» Set task:
Single out the lines that include the word "bottom". Copy them.

Source data:
## Begin

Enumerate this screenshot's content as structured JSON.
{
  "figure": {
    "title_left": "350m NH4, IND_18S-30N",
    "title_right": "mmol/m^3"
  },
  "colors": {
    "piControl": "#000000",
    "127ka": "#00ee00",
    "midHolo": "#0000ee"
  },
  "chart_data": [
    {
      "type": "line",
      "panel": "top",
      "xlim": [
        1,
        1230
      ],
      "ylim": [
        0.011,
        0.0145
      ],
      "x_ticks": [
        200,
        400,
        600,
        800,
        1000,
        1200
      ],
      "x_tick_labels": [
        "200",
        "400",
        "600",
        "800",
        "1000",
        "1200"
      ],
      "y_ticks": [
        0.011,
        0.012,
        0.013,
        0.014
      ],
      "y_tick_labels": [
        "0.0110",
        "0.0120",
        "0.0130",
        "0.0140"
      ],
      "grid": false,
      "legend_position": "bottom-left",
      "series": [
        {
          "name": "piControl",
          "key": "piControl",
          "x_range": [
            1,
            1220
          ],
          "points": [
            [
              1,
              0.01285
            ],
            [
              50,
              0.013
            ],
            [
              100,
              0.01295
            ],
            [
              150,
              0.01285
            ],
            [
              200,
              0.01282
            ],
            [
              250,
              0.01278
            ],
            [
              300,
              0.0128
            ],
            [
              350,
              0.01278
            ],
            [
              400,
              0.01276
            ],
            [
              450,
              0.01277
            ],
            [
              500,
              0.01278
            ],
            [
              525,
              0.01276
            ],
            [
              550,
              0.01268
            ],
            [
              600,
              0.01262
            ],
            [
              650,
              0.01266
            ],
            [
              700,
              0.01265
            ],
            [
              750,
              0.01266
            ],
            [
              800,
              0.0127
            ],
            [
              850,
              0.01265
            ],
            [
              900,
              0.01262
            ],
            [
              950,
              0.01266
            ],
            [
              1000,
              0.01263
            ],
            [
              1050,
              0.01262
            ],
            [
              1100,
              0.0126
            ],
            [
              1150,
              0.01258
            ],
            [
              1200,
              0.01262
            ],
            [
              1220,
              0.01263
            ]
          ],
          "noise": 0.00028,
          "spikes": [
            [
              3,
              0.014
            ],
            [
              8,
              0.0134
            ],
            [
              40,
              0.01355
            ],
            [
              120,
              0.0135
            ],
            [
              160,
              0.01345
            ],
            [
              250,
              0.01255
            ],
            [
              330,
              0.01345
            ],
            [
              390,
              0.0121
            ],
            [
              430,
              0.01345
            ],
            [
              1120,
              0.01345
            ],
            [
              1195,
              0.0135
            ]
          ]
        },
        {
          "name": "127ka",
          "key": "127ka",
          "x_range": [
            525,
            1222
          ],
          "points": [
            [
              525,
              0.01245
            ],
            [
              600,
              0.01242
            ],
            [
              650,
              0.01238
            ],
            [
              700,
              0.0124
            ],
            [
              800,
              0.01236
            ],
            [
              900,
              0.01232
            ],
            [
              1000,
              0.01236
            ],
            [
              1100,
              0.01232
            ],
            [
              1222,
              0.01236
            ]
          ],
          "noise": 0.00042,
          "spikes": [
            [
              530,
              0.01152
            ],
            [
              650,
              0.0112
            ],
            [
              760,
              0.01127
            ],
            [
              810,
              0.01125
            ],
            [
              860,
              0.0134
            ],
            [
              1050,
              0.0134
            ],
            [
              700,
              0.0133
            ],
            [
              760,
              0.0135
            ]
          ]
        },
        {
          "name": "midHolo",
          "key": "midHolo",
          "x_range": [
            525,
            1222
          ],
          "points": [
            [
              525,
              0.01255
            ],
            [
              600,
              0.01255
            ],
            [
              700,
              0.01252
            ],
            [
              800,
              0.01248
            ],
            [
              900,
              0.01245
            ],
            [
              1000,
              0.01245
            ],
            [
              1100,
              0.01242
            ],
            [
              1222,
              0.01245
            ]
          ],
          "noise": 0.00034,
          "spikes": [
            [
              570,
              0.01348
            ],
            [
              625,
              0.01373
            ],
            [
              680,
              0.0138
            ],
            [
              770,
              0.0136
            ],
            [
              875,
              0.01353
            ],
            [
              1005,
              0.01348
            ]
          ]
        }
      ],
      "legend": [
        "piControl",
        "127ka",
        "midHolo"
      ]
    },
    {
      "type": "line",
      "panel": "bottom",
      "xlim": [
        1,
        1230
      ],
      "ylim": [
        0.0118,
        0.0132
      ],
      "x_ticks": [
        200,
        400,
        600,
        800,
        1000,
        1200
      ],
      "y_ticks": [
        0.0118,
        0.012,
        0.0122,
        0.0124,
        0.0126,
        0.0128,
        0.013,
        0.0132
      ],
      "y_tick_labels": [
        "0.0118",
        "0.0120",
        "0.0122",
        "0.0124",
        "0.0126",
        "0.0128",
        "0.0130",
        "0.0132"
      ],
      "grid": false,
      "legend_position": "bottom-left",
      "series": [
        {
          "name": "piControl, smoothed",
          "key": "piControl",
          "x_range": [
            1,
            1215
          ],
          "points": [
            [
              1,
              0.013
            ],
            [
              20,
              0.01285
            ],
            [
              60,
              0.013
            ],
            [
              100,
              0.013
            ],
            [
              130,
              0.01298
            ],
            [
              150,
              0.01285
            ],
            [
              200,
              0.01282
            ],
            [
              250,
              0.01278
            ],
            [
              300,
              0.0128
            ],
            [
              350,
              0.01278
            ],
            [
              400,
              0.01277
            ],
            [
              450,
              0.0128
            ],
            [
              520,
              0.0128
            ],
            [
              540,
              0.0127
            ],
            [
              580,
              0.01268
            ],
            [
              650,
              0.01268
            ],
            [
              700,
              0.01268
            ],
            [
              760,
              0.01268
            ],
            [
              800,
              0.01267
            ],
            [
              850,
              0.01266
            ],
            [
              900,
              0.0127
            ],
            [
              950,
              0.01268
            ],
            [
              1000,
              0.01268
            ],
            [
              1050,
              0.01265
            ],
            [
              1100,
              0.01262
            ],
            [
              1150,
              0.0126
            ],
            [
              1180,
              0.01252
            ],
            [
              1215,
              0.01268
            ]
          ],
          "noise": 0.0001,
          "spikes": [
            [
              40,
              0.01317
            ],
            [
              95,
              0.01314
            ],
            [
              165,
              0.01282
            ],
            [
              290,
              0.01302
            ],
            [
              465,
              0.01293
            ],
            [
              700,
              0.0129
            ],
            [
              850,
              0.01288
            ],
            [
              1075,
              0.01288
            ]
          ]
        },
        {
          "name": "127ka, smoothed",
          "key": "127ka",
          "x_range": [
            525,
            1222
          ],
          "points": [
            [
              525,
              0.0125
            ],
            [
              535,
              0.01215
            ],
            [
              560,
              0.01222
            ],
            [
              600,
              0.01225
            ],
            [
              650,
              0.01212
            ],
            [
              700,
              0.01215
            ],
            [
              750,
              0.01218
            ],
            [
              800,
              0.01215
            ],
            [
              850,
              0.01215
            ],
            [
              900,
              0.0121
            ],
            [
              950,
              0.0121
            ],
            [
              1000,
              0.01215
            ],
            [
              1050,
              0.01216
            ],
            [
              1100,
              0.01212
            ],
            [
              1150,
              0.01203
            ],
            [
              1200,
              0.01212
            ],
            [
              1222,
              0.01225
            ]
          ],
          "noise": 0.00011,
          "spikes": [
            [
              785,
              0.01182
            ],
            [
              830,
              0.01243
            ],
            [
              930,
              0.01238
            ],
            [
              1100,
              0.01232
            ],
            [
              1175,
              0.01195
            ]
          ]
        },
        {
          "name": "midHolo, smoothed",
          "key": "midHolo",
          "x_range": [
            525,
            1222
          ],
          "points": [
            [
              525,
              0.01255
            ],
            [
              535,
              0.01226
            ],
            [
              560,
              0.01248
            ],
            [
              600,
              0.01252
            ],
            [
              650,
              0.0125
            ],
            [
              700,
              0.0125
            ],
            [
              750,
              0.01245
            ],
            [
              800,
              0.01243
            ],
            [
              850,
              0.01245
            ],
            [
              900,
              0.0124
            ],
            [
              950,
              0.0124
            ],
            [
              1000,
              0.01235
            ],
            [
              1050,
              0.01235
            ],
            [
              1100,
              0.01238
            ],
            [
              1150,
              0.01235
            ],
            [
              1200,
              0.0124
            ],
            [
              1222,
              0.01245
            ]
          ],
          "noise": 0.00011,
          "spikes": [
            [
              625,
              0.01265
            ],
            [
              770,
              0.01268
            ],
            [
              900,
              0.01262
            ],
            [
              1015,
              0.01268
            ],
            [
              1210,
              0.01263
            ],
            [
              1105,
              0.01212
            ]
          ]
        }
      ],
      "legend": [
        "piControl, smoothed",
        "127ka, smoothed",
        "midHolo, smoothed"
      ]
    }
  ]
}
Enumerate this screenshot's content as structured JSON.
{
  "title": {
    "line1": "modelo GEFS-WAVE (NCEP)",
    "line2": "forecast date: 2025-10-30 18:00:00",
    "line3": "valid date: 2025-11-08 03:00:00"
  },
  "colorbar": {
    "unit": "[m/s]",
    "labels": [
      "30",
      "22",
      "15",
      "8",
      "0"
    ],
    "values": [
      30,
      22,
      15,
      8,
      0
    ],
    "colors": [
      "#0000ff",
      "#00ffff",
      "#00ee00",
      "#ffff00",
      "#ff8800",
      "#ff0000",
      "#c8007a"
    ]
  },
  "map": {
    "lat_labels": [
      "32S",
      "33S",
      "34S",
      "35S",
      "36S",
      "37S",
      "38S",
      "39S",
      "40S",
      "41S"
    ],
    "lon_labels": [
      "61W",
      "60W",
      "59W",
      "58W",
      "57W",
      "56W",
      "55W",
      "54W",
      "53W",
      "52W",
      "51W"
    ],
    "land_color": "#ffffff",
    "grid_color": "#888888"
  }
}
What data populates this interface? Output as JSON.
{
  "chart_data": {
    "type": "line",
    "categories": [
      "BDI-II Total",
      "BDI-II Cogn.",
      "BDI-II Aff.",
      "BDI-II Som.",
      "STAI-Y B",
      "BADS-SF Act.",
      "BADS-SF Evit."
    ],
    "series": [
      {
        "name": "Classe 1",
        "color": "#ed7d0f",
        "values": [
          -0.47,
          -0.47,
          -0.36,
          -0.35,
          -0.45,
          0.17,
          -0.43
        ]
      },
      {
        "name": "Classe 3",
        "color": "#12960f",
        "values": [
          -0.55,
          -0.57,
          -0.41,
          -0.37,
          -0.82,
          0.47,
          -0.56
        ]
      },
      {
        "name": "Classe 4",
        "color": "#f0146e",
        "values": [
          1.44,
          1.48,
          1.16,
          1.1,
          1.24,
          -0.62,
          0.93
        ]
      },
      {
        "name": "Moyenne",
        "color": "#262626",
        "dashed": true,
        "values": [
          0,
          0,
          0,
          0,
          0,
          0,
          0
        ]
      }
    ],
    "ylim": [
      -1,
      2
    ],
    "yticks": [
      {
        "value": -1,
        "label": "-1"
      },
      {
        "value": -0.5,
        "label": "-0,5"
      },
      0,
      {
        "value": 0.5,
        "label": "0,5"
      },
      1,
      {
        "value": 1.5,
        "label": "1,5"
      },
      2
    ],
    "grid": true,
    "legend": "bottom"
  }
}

## End

» Exercise output:
      "legend_position": "bottom-left",
      "panel": "bottom",
      "legend_position": "bottom-left",
    "legend": "bottom"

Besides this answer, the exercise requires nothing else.